> _YOUR OBJECTIVE_
Reproduce the data below without any changes, from its first line up to and including the line containing "decompose this screenshot".
***** STORED RECORDS
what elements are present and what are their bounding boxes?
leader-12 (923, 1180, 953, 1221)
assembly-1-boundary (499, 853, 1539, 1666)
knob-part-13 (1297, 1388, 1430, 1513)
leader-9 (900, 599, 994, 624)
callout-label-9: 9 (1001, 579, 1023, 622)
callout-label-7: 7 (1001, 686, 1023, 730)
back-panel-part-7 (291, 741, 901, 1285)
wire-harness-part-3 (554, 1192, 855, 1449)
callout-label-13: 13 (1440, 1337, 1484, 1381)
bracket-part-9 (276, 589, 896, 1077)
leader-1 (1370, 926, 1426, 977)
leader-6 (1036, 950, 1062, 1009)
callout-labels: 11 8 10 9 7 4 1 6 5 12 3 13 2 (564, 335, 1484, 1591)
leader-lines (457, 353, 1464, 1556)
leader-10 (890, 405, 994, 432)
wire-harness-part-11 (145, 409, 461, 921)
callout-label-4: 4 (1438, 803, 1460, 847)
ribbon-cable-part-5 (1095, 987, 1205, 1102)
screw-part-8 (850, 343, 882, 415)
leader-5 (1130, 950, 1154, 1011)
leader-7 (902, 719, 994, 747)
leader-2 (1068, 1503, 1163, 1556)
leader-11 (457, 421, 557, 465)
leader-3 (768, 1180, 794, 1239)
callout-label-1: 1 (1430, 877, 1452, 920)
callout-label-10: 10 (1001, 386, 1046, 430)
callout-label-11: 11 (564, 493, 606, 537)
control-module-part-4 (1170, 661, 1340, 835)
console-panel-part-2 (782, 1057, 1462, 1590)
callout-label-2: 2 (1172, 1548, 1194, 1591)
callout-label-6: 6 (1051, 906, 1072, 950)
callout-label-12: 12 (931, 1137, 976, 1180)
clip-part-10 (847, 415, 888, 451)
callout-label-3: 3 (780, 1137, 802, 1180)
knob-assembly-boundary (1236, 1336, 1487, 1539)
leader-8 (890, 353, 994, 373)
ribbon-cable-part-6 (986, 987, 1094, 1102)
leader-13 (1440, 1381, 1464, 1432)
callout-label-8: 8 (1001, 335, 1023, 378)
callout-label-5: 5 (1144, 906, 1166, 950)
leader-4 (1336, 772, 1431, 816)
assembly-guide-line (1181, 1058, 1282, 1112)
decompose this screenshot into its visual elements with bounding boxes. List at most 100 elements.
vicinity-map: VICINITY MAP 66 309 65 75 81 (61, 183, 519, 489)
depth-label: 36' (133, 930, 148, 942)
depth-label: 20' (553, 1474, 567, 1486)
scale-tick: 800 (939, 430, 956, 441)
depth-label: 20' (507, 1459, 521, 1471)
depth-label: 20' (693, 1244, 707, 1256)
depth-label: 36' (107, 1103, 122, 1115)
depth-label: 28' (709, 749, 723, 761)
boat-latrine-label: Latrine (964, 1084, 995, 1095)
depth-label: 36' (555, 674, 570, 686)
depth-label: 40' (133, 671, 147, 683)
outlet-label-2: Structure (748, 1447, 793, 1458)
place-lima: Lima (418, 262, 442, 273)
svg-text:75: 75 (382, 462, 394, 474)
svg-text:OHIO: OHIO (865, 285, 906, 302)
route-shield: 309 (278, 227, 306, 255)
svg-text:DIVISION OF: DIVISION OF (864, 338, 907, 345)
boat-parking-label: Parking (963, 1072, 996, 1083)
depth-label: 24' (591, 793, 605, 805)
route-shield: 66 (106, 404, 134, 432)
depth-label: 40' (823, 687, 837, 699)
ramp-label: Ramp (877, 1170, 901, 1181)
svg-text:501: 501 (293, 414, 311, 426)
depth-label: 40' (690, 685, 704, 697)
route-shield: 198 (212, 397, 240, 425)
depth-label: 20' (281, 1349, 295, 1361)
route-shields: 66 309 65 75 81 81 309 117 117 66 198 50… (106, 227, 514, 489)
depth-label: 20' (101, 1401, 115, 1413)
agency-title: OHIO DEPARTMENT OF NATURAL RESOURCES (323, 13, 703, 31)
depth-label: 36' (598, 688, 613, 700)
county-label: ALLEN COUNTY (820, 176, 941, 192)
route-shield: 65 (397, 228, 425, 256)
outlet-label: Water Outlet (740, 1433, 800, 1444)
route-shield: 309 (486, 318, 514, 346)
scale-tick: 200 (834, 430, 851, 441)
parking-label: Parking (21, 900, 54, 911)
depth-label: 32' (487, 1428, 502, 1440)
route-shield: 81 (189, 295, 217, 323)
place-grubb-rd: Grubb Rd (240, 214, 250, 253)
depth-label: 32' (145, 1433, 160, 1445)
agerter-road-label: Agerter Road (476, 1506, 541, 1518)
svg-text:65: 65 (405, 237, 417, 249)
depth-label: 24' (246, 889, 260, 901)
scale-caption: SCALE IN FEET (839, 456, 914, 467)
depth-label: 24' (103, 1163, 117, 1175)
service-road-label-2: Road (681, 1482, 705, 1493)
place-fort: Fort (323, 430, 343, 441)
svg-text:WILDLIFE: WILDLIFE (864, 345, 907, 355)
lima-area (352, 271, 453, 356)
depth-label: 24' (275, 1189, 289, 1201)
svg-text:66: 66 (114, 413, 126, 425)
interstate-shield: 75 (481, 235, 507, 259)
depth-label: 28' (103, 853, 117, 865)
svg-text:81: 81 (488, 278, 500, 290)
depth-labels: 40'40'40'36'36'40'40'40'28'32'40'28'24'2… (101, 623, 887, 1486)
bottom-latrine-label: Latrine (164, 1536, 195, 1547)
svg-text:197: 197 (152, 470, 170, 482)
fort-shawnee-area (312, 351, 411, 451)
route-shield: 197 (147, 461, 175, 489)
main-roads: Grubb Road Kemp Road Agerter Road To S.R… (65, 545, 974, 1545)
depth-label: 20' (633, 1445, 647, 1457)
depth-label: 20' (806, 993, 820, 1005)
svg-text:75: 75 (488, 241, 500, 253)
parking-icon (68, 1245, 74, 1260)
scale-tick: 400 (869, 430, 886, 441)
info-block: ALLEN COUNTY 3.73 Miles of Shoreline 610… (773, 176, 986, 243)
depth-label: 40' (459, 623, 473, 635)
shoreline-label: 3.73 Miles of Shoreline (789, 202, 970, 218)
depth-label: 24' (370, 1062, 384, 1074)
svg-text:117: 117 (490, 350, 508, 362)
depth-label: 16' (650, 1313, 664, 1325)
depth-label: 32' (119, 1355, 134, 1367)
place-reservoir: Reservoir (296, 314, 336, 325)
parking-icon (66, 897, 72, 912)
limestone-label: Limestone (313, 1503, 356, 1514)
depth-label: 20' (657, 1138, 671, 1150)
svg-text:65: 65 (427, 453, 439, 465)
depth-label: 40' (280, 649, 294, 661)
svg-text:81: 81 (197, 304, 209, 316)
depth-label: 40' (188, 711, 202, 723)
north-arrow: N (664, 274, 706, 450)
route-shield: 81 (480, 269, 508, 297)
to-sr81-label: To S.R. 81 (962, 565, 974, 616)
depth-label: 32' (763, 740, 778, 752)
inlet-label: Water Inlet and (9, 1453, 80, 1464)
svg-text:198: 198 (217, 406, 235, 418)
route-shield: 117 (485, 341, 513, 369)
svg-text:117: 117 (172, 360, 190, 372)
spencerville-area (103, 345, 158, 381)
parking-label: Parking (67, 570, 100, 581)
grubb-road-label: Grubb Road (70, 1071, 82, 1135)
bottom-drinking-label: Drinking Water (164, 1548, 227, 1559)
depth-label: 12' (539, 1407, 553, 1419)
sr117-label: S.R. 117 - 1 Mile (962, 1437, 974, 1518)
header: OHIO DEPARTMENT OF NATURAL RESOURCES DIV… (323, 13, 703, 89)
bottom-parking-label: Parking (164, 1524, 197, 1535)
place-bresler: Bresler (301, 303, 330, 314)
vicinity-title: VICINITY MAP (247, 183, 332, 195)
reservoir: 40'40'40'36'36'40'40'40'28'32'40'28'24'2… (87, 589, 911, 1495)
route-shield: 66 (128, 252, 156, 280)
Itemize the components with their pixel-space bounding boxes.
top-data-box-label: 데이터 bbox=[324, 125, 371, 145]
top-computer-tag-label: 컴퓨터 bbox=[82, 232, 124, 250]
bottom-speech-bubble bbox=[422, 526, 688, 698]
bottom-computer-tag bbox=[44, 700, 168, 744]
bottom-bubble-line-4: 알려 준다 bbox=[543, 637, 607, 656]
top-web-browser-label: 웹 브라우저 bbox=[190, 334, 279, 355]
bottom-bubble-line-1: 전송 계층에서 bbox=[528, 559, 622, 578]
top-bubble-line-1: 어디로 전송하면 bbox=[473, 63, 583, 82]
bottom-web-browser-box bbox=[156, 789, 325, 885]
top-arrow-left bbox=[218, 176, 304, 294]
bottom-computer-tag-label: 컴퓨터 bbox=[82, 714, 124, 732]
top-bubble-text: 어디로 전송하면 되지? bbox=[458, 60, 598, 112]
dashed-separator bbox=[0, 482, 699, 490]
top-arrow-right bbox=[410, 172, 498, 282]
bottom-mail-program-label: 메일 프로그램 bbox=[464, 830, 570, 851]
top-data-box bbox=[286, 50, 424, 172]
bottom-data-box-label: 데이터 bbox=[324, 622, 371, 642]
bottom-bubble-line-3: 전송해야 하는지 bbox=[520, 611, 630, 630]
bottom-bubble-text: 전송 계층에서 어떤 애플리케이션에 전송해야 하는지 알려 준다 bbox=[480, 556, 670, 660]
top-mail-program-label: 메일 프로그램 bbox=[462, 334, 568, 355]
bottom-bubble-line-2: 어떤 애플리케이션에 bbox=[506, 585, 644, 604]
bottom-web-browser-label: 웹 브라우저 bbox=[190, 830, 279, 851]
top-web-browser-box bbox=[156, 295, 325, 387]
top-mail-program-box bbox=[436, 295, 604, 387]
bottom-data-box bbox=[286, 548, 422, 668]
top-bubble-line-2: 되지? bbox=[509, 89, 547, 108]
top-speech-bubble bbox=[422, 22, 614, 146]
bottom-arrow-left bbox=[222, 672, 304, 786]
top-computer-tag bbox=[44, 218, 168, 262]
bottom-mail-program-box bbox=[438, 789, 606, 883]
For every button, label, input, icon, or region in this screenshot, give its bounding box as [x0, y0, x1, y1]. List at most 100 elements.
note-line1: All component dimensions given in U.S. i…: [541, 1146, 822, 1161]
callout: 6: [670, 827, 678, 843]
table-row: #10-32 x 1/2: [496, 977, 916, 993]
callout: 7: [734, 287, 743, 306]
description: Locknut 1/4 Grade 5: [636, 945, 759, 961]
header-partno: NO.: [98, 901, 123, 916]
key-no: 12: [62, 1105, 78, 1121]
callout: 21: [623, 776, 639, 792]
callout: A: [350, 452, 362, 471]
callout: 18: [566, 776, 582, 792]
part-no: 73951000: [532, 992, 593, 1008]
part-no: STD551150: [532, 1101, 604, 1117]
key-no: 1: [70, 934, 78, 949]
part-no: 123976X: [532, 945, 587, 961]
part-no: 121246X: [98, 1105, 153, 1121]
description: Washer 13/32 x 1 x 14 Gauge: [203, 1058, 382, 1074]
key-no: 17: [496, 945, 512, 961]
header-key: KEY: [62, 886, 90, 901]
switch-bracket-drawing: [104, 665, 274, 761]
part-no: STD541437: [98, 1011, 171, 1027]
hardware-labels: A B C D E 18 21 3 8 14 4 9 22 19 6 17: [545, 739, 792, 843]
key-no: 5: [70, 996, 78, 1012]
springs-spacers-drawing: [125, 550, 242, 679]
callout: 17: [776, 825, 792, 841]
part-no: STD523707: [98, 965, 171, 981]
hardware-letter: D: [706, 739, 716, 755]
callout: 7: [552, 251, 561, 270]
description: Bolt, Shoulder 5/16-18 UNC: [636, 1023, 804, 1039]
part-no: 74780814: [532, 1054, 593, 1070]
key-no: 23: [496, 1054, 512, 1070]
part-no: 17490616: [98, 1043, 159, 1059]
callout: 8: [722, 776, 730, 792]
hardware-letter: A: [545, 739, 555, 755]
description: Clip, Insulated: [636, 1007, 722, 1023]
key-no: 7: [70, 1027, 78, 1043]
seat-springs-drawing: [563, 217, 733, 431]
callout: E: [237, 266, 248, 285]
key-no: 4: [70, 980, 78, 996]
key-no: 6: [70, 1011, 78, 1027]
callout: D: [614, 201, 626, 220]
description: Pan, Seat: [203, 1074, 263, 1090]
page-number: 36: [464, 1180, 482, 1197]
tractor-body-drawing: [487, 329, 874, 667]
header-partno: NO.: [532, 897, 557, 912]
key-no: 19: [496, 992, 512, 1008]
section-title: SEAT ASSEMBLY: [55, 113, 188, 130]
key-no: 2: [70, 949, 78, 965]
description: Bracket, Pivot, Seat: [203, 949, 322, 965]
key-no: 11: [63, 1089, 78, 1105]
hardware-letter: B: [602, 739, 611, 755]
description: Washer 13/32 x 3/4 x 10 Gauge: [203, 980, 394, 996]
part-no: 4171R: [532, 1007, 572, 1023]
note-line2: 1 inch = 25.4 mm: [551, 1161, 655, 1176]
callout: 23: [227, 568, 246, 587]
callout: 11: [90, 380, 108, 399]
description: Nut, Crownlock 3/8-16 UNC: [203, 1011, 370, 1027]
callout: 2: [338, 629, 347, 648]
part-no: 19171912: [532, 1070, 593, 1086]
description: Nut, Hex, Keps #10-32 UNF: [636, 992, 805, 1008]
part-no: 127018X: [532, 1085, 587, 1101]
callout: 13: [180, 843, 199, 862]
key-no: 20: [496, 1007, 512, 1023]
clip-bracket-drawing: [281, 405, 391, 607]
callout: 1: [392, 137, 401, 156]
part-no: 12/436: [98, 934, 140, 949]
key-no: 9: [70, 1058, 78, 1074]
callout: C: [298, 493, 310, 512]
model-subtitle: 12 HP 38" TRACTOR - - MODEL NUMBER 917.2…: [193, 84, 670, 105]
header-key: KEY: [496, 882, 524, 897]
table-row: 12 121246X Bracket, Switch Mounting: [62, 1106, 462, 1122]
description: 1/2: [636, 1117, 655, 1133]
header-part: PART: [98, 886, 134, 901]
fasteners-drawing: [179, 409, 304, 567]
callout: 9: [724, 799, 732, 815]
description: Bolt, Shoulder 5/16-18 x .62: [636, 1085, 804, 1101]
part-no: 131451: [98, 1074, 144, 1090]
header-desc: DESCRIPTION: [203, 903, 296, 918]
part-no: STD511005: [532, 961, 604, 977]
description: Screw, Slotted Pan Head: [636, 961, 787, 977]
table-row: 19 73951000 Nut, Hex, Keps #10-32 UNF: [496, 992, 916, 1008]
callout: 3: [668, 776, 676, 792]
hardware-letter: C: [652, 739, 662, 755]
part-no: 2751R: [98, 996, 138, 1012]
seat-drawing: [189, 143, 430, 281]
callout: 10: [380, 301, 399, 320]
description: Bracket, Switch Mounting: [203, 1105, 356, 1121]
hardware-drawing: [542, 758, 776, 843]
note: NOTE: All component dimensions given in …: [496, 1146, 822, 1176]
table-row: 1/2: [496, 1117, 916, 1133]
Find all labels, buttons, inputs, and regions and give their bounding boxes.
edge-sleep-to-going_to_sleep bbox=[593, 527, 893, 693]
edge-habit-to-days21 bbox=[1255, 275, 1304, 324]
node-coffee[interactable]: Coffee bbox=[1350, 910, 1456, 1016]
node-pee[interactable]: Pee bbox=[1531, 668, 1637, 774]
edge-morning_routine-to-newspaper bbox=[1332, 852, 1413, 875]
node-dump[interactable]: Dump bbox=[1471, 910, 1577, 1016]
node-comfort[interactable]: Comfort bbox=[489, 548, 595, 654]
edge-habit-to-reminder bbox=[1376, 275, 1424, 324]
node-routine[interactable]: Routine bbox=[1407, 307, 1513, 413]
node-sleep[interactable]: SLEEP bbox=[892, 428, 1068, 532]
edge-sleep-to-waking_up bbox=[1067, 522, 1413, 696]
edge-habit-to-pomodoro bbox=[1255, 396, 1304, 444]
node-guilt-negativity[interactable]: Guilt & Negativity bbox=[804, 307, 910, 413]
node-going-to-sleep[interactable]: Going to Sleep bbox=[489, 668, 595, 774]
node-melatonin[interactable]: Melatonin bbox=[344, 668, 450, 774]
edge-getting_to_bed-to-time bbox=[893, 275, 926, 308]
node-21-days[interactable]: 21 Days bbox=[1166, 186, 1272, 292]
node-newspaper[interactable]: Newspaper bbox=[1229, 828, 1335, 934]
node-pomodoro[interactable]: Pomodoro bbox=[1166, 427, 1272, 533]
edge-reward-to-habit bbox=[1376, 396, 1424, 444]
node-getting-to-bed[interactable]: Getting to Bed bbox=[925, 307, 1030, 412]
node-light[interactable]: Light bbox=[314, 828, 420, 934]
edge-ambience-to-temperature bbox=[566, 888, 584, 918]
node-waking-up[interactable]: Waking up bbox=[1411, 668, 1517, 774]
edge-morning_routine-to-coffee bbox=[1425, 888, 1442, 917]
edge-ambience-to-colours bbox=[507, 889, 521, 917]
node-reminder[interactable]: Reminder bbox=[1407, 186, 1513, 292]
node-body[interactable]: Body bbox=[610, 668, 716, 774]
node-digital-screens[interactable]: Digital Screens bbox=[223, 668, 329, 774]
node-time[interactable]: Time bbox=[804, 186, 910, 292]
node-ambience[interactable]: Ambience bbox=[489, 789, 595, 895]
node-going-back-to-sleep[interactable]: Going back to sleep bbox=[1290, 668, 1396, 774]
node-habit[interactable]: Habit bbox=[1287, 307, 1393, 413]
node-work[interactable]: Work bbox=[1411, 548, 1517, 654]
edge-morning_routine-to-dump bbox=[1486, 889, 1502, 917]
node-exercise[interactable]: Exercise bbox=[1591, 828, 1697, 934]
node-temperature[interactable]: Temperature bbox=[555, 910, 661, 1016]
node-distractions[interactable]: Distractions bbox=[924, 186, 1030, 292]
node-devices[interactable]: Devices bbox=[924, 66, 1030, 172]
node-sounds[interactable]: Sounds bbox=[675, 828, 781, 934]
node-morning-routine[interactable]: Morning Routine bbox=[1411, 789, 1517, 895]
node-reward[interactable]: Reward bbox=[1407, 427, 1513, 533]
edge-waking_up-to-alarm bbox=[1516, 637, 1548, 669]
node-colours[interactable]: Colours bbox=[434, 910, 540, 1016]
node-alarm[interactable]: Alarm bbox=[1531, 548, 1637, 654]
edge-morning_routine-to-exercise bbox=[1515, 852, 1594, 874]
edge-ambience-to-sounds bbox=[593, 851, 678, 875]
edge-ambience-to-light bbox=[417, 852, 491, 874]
**********
> _COMPLETED EXERCISE_
what elements are present and what are their bounding boxes?
leader-12 (923, 1180, 953, 1221)
assembly-1-boundary (499, 853, 1539, 1666)
knob-part-13 (1297, 1388, 1430, 1513)
leader-9 (900, 599, 994, 624)
callout-label-9: 9 (1001, 579, 1023, 622)
callout-label-7: 7 (1001, 686, 1023, 730)
back-panel-part-7 (291, 741, 901, 1285)
wire-harness-part-3 (554, 1192, 855, 1449)
callout-label-13: 13 (1440, 1337, 1484, 1381)
bracket-part-9 (276, 589, 896, 1077)
leader-1 (1370, 926, 1426, 977)
leader-6 (1036, 950, 1062, 1009)
callout-labels: 11 8 10 9 7 4 1 6 5 12 3 13 2 (564, 335, 1484, 1591)
leader-lines (457, 353, 1464, 1556)
leader-10 (890, 405, 994, 432)
wire-harness-part-11 (145, 409, 461, 921)
callout-label-4: 4 (1438, 803, 1460, 847)
ribbon-cable-part-5 (1095, 987, 1205, 1102)
screw-part-8 (850, 343, 882, 415)
leader-5 (1130, 950, 1154, 1011)
leader-7 (902, 719, 994, 747)
leader-2 (1068, 1503, 1163, 1556)
leader-11 (457, 421, 557, 465)
leader-3 (768, 1180, 794, 1239)
callout-label-1: 1 (1430, 877, 1452, 920)
callout-label-10: 10 (1001, 386, 1046, 430)
callout-label-11: 11 (564, 493, 606, 537)
control-module-part-4 (1170, 661, 1340, 835)
console-panel-part-2 (782, 1057, 1462, 1590)
callout-label-2: 2 (1172, 1548, 1194, 1591)
callout-label-6: 6 (1051, 906, 1072, 950)
callout-label-12: 12 (931, 1137, 976, 1180)
clip-part-10 (847, 415, 888, 451)
callout-label-3: 3 (780, 1137, 802, 1180)
knob-assembly-boundary (1236, 1336, 1487, 1539)
leader-8 (890, 353, 994, 373)
ribbon-cable-part-6 (986, 987, 1094, 1102)
leader-13 (1440, 1381, 1464, 1432)
callout-label-8: 8 (1001, 335, 1023, 378)
callout-label-5: 5 (1144, 906, 1166, 950)
leader-4 (1336, 772, 1431, 816)
assembly-guide-line (1181, 1058, 1282, 1112)
decompose this screenshot into its visual elements with bounding boxes. List at most 100 elements.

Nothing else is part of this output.